== DESCRIPTION OF THE TASK ==
Scan the listing below and copy every line holding "kohdan".

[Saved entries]

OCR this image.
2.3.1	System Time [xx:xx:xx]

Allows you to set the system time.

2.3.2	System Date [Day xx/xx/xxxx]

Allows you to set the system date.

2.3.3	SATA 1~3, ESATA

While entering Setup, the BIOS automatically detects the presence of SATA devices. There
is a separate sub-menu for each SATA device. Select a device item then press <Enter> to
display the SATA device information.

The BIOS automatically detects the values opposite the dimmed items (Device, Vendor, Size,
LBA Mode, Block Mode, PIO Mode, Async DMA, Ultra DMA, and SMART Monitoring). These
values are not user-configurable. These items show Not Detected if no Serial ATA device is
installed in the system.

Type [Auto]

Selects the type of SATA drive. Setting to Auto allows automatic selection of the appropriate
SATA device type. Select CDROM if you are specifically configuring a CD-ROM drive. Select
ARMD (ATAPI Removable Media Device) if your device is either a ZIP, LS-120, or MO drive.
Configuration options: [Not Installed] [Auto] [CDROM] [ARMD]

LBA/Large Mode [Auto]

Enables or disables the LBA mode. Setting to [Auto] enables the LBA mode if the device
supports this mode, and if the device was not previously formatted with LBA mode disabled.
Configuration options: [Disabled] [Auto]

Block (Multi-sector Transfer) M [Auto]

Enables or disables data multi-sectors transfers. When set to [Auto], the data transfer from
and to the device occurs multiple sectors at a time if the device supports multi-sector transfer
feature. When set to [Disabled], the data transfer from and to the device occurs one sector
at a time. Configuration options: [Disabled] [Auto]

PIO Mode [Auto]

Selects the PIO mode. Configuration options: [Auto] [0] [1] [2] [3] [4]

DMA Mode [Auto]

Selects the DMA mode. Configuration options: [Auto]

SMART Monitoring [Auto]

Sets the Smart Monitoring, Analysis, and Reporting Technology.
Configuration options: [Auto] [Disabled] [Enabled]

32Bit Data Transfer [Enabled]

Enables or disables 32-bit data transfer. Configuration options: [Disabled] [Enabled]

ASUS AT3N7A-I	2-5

--

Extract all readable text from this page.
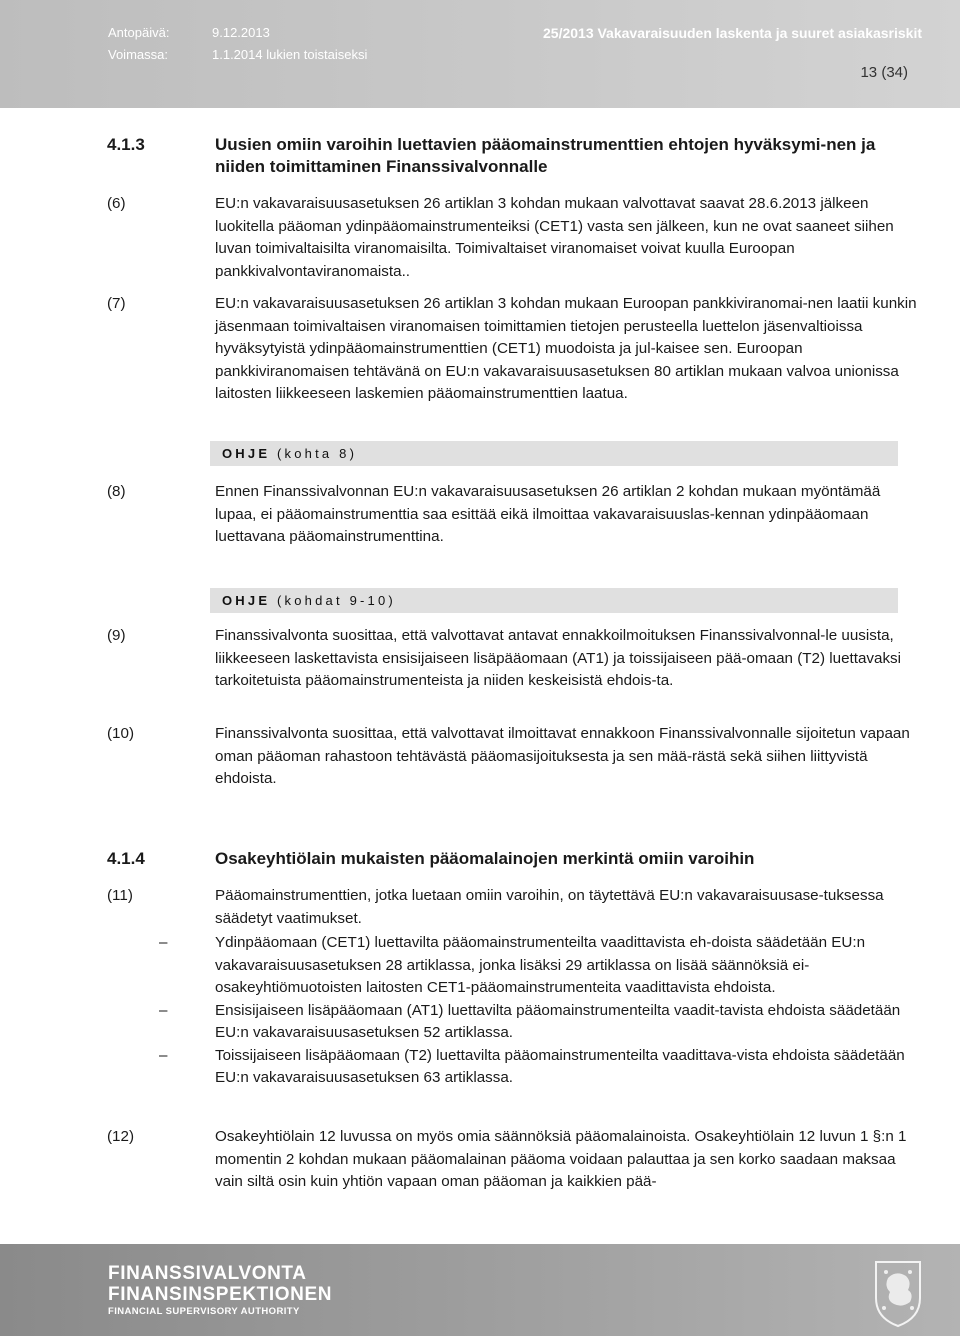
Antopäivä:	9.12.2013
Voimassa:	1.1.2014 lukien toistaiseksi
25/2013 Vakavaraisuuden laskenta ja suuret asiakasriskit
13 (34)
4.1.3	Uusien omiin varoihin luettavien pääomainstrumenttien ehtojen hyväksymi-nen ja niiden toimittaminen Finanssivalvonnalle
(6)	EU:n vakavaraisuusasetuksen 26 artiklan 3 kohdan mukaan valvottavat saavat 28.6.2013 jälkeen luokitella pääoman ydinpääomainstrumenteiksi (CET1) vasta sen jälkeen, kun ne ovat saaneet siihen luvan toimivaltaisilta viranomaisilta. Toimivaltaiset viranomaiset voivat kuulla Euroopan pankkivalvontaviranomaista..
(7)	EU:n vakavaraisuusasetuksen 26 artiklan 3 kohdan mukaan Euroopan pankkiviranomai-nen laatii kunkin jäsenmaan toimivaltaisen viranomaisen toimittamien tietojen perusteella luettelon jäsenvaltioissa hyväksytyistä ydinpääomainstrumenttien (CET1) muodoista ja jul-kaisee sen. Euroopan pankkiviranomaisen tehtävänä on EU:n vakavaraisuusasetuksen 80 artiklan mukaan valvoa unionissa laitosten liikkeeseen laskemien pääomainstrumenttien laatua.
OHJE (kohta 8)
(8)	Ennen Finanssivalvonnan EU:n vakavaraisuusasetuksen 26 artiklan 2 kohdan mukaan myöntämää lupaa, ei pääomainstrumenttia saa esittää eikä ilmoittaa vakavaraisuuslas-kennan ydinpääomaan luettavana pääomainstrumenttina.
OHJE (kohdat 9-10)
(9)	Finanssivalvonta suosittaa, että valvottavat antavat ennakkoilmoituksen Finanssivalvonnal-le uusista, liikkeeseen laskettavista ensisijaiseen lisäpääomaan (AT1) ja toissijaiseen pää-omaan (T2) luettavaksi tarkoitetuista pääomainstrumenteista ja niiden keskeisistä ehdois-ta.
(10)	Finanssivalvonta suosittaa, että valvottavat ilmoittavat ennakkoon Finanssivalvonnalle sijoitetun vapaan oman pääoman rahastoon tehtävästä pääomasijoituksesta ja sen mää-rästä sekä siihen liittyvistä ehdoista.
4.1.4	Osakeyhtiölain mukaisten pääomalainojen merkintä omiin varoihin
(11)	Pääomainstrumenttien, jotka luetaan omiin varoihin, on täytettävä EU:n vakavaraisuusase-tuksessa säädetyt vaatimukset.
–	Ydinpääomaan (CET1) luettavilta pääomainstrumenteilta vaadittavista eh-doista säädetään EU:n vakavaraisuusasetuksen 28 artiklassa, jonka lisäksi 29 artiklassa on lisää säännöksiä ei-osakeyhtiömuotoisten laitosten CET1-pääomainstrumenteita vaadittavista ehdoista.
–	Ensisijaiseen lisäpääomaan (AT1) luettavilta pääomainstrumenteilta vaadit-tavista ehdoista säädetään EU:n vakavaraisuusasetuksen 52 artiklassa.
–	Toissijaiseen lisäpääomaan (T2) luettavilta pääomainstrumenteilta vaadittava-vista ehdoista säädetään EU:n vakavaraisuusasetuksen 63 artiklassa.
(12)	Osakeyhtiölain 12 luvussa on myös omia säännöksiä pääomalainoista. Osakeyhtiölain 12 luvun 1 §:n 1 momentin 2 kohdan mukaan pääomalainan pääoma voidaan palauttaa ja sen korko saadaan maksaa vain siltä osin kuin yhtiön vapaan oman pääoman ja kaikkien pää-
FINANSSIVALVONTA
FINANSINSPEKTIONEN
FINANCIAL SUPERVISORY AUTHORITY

== RESULT FOR THIS EXERCISE ==
(6)	EU:n vakavaraisuusasetuksen 26 artiklan 3 kohdan mukaan valvottavat saavat 28.6.2013 jälkeen luokitella pääoman ydinpääomainstrumenteiksi (CET1) vasta sen jälkeen, kun ne ovat saaneet siihen luvan toimivaltaisilta viranomaisilta. Toimivaltaiset viranomaiset voivat kuulla Euroopan pankkivalvontaviranomaista..
(7)	EU:n vakavaraisuusasetuksen 26 artiklan 3 kohdan mukaan Euroopan pankkiviranomai-nen laatii kunkin jäsenmaan toimivaltaisen viranomaisen toimittamien tietojen perusteella luettelon jäsenvaltioissa hyväksytyistä ydinpääomainstrumenttien (CET1) muodoista ja jul-kaisee sen. Euroopan pankkiviranomaisen tehtävänä on EU:n vakavaraisuusasetuksen 80 artiklan mukaan valvoa unionissa laitosten liikkeeseen laskemien pääomainstrumenttien laatua.
(8)	Ennen Finanssivalvonnan EU:n vakavaraisuusasetuksen 26 artiklan 2 kohdan mukaan myöntämää lupaa, ei pääomainstrumenttia saa esittää eikä ilmoittaa vakavaraisuuslas-kennan ydinpääomaan luettavana pääomainstrumenttina.
(12)	Osakeyhtiölain 12 luvussa on myös omia säännöksiä pääomalainoista. Osakeyhtiölain 12 luvun 1 §:n 1 momentin 2 kohdan mukaan pääomalainan pääoma voidaan palauttaa ja sen korko saadaan maksaa vain siltä osin kuin yhtiön vapaan oman pääoman ja kaikkien pää-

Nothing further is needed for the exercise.